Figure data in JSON
— begin —
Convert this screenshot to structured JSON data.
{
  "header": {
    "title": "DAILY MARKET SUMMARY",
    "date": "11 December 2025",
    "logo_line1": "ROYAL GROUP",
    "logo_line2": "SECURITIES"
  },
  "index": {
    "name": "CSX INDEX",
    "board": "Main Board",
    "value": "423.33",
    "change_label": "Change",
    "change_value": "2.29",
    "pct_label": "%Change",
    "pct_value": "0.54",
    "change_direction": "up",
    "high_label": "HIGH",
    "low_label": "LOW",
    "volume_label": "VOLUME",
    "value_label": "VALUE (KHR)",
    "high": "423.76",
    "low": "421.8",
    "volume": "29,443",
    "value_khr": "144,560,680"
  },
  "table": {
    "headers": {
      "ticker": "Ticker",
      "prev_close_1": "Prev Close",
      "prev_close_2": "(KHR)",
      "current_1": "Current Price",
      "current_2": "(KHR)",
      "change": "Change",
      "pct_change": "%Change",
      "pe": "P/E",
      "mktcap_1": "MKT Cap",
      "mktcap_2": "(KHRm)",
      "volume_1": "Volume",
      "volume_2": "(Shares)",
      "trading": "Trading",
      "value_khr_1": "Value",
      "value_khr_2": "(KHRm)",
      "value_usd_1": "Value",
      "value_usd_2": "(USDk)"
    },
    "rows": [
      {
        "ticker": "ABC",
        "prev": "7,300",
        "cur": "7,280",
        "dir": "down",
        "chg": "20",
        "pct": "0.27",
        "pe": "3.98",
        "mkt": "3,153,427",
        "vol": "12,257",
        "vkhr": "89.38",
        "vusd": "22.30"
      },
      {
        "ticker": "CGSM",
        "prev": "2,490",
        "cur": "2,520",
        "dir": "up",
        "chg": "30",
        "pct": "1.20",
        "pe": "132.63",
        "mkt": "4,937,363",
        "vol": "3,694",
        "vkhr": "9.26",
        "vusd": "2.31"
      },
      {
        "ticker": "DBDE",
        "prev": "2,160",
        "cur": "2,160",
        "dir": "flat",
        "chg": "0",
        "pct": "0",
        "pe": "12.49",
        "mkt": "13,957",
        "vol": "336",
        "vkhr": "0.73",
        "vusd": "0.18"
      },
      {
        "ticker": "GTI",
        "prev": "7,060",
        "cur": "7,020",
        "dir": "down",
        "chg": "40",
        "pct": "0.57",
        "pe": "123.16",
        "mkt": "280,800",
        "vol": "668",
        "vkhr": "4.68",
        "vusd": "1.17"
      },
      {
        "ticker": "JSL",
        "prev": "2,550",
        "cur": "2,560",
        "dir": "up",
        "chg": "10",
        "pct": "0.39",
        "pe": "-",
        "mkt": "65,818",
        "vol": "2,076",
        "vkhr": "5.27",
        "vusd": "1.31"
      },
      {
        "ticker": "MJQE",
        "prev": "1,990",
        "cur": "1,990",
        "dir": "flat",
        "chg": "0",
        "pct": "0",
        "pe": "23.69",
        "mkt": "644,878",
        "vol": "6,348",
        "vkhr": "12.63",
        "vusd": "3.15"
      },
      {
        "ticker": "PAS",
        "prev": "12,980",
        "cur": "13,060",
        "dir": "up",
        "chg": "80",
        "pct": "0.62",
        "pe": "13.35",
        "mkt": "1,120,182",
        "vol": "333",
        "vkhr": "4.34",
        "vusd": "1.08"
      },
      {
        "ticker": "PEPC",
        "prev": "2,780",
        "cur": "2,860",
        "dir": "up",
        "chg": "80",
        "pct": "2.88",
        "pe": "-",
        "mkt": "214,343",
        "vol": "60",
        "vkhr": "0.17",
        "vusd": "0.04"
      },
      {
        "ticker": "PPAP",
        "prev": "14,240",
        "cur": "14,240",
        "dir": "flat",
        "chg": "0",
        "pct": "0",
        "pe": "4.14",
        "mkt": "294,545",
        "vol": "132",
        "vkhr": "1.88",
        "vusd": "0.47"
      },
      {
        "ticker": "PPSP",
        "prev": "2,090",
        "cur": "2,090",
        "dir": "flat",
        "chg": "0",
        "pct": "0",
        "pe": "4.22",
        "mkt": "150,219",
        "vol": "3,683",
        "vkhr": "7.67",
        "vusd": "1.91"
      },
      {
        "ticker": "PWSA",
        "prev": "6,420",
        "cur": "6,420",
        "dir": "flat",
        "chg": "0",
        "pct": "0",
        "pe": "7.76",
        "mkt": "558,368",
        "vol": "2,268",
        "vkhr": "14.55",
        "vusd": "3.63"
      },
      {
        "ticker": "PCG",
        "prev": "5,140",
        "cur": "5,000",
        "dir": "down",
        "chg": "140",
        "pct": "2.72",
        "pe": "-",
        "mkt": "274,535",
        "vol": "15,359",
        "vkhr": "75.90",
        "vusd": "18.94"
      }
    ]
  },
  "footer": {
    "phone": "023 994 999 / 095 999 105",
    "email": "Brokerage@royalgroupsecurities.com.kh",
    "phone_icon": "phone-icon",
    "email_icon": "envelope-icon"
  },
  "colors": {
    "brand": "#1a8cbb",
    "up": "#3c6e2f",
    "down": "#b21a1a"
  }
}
— end —
**DESCRIPTION OF THE TASK**
Recopy all the lines exactly as they appear.

**EXERCISE RESPONSE**
Convert this screenshot to structured JSON data.
{
  "header": {
    "title": "DAILY MARKET SUMMARY",
    "date": "11 December 2025",
    "logo_line1": "ROYAL GROUP",
    "logo_line2": "SECURITIES"
  },
  "index": {
    "name": "CSX INDEX",
    "board": "Main Board",
    "value": "423.33",
    "change_label": "Change",
    "change_value": "2.29",
    "pct_label": "%Change",
    "pct_value": "0.54",
    "change_direction": "up",
    "high_label": "HIGH",
    "low_label": "LOW",
    "volume_label": "VOLUME",
    "value_label": "VALUE (KHR)",
    "high": "423.76",
    "low": "421.8",
    "volume": "29,443",
    "value_khr": "144,560,680"
  },
  "table": {
    "headers": {
      "ticker": "Ticker",
      "prev_close_1": "Prev Close",
      "prev_close_2": "(KHR)",
      "current_1": "Current Price",
      "current_2": "(KHR)",
      "change": "Change",
      "pct_change": "%Change",
      "pe": "P/E",
      "mktcap_1": "MKT Cap",
      "mktcap_2": "(KHRm)",
      "volume_1": "Volume",
      "volume_2": "(Shares)",
      "trading": "Trading",
      "value_khr_1": "Value",
      "value_khr_2": "(KHRm)",
      "value_usd_1": "Value",
      "value_usd_2": "(USDk)"
    },
    "rows": [
      {
        "ticker": "ABC",
        "prev": "7,300",
        "cur": "7,280",
        "dir": "down",
        "chg": "20",
        "pct": "0.27",
        "pe": "3.98",
        "mkt": "3,153,427",
        "vol": "12,257",
        "vkhr": "89.38",
        "vusd": "22.30"
      },
      {
        "ticker": "CGSM",
        "prev": "2,490",
        "cur": "2,520",
        "dir": "up",
        "chg": "30",
        "pct": "1.20",
        "pe": "132.63",
        "mkt": "4,937,363",
        "vol": "3,694",
        "vkhr": "9.26",
        "vusd": "2.31"
      },
      {
        "ticker": "DBDE",
        "prev": "2,160",
        "cur": "2,160",
        "dir": "flat",
        "chg": "0",
        "pct": "0",
        "pe": "12.49",
        "mkt": "13,957",
        "vol": "336",
        "vkhr": "0.73",
        "vusd": "0.18"
      },
      {
        "ticker": "GTI",
        "prev": "7,060",
        "cur": "7,020",
        "dir": "down",
        "chg": "40",
        "pct": "0.57",
        "pe": "123.16",
        "mkt": "280,800",
        "vol": "668",
        "vkhr": "4.68",
        "vusd": "1.17"
      },
      {
        "ticker": "JSL",
        "prev": "2,550",
        "cur": "2,560",
        "dir": "up",
        "chg": "10",
        "pct": "0.39",
        "pe": "-",
        "mkt": "65,818",
        "vol": "2,076",
        "vkhr": "5.27",
        "vusd": "1.31"
      },
      {
        "ticker": "MJQE",
        "prev": "1,990",
        "cur": "1,990",
        "dir": "flat",
        "chg": "0",
        "pct": "0",
        "pe": "23.69",
        "mkt": "644,878",
        "vol": "6,348",
        "vkhr": "12.63",
        "vusd": "3.15"
      },
      {
        "ticker": "PAS",
        "prev": "12,980",
        "cur": "13,060",
        "dir": "up",
        "chg": "80",
        "pct": "0.62",
        "pe": "13.35",
        "mkt": "1,120,182",
        "vol": "333",
        "vkhr": "4.34",
        "vusd": "1.08"
      },
      {
        "ticker": "PEPC",
        "prev": "2,780",
        "cur": "2,860",
        "dir": "up",
        "chg": "80",
        "pct": "2.88",
        "pe": "-",
        "mkt": "214,343",
        "vol": "60",
        "vkhr": "0.17",
        "vusd": "0.04"
      },
      {
        "ticker": "PPAP",
        "prev": "14,240",
        "cur": "14,240",
        "dir": "flat",
        "chg": "0",
        "pct": "0",
        "pe": "4.14",
        "mkt": "294,545",
        "vol": "132",
        "vkhr": "1.88",
        "vusd": "0.47"
      },
      {
        "ticker": "PPSP",
        "prev": "2,090",
        "cur": "2,090",
        "dir": "flat",
        "chg": "0",
        "pct": "0",
        "pe": "4.22",
        "mkt": "150,219",
        "vol": "3,683",
        "vkhr": "7.67",
        "vusd": "1.91"
      },
      {
        "ticker": "PWSA",
        "prev": "6,420",
        "cur": "6,420",
        "dir": "flat",
        "chg": "0",
        "pct": "0",
        "pe": "7.76",
        "mkt": "558,368",
        "vol": "2,268",
        "vkhr": "14.55",
        "vusd": "3.63"
      },
      {
        "ticker": "PCG",
        "prev": "5,140",
        "cur": "5,000",
        "dir": "down",
        "chg": "140",
        "pct": "2.72",
        "pe": "-",
        "mkt": "274,535",
        "vol": "15,359",
        "vkhr": "75.90",
        "vusd": "18.94"
      }
    ]
  },
  "footer": {
    "phone": "023 994 999 / 095 999 105",
    "email": "Brokerage@royalgroupsecurities.com.kh",
    "phone_icon": "phone-icon",
    "email_icon": "envelope-icon"
  },
  "colors": {
    "brand": "#1a8cbb",
    "up": "#3c6e2f",
    "down": "#b21a1a"
  }
}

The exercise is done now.